----- Data entries -----

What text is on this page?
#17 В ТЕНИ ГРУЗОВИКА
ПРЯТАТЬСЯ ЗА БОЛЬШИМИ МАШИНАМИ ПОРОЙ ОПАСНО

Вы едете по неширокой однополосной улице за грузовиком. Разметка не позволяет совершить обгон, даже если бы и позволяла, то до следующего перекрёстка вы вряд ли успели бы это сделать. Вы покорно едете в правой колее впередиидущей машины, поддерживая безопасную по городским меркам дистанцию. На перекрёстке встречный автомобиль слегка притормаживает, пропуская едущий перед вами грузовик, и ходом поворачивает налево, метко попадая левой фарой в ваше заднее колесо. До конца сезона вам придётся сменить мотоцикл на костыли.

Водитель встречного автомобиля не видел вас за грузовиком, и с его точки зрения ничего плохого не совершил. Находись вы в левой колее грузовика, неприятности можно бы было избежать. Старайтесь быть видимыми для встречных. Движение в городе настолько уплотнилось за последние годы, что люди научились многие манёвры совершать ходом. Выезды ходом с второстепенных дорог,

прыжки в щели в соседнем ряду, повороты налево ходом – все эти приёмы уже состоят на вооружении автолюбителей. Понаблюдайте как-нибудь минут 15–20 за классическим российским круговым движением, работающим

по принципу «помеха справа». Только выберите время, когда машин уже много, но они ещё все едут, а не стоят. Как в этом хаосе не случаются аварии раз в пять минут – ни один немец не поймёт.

-----
----- Data entries -----

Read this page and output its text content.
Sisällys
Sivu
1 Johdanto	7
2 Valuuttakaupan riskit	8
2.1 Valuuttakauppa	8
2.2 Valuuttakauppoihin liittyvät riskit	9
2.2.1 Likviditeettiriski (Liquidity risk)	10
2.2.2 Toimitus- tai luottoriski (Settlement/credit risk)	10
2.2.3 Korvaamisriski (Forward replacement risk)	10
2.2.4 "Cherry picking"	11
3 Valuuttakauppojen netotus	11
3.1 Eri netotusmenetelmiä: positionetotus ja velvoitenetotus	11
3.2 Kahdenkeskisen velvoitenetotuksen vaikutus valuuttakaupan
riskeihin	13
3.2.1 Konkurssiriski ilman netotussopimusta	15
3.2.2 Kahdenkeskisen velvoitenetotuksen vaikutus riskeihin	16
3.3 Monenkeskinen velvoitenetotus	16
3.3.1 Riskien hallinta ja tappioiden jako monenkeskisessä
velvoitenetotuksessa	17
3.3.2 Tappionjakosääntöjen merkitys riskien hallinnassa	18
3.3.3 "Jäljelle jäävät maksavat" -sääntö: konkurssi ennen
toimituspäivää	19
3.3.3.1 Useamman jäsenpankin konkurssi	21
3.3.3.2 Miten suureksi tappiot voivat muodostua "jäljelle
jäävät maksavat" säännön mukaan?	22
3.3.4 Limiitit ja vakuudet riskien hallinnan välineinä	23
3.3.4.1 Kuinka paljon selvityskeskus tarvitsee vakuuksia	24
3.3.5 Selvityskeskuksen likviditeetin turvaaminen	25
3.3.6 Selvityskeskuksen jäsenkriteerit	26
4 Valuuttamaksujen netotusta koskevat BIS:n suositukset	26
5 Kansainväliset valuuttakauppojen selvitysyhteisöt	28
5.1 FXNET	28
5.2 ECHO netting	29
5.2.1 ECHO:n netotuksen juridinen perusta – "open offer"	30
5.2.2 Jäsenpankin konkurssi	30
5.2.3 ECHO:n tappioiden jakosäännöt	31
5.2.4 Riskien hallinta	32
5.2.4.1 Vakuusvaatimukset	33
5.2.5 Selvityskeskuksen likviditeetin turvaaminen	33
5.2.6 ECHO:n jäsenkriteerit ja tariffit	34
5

-----
----- Data entries -----

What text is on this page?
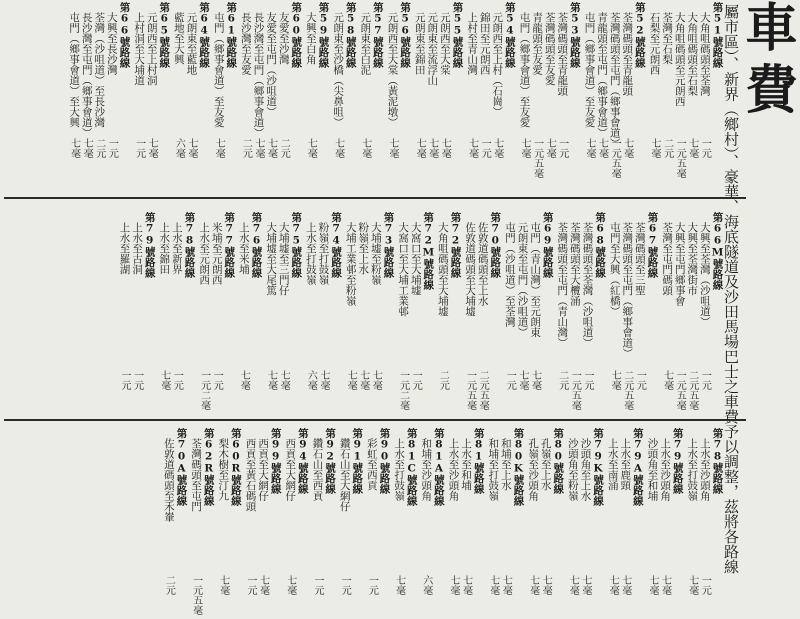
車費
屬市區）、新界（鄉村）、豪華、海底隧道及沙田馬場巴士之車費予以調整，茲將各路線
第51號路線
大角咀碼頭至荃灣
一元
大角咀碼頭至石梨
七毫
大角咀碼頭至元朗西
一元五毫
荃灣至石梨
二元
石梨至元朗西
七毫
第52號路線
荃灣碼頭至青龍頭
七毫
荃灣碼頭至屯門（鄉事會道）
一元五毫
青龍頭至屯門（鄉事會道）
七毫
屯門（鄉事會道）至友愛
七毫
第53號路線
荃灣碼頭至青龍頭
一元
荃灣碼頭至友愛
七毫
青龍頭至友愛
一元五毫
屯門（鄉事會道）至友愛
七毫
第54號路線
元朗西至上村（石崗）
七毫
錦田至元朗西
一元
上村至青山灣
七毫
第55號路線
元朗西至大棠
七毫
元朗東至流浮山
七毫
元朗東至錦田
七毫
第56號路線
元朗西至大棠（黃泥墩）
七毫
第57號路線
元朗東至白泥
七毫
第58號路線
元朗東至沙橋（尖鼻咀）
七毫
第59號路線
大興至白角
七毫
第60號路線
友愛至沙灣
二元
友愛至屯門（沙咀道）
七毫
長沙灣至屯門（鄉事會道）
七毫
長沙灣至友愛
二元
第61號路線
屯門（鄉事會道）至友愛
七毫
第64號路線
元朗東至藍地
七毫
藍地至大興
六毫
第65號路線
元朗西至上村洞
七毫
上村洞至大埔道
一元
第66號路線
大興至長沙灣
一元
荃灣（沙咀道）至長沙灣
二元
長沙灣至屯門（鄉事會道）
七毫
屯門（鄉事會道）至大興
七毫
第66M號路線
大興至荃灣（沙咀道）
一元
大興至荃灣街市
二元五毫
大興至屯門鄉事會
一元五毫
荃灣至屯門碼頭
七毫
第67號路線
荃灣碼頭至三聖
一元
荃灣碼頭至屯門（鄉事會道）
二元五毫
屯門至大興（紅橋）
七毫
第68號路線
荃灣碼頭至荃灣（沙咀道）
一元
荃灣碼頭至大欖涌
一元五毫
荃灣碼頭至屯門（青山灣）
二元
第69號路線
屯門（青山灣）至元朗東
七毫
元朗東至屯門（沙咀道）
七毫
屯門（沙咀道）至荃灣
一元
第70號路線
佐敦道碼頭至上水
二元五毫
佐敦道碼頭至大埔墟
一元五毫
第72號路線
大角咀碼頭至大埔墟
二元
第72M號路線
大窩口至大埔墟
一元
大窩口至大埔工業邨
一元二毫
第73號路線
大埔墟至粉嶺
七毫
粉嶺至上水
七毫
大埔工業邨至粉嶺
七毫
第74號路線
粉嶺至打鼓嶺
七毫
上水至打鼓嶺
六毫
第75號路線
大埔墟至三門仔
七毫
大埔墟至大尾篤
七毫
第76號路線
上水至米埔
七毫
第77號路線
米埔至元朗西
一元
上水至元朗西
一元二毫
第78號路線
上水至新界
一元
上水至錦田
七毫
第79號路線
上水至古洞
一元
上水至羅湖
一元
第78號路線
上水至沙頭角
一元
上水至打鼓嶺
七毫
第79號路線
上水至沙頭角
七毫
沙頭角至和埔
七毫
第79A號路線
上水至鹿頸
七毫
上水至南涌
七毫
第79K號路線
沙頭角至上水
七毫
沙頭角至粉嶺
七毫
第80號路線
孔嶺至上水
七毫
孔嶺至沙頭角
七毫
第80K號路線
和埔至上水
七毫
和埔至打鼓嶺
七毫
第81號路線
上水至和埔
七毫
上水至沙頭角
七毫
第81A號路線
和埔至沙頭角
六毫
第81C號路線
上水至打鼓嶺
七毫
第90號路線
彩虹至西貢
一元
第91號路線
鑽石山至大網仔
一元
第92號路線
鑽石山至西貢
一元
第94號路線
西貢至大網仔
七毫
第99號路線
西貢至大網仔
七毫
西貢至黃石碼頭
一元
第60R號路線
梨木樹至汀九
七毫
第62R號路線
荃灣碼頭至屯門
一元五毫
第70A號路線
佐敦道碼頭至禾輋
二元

-----

Locate and copy each line in the data above that includes the word "ECHO".

Final answer:
5.2 ECHO netting	29
5.2.1 ECHO:n netotuksen juridinen perusta – "open offer"	30
5.2.3 ECHO:n tappioiden jakosäännöt	31
5.2.6 ECHO:n jäsenkriteerit ja tariffit	34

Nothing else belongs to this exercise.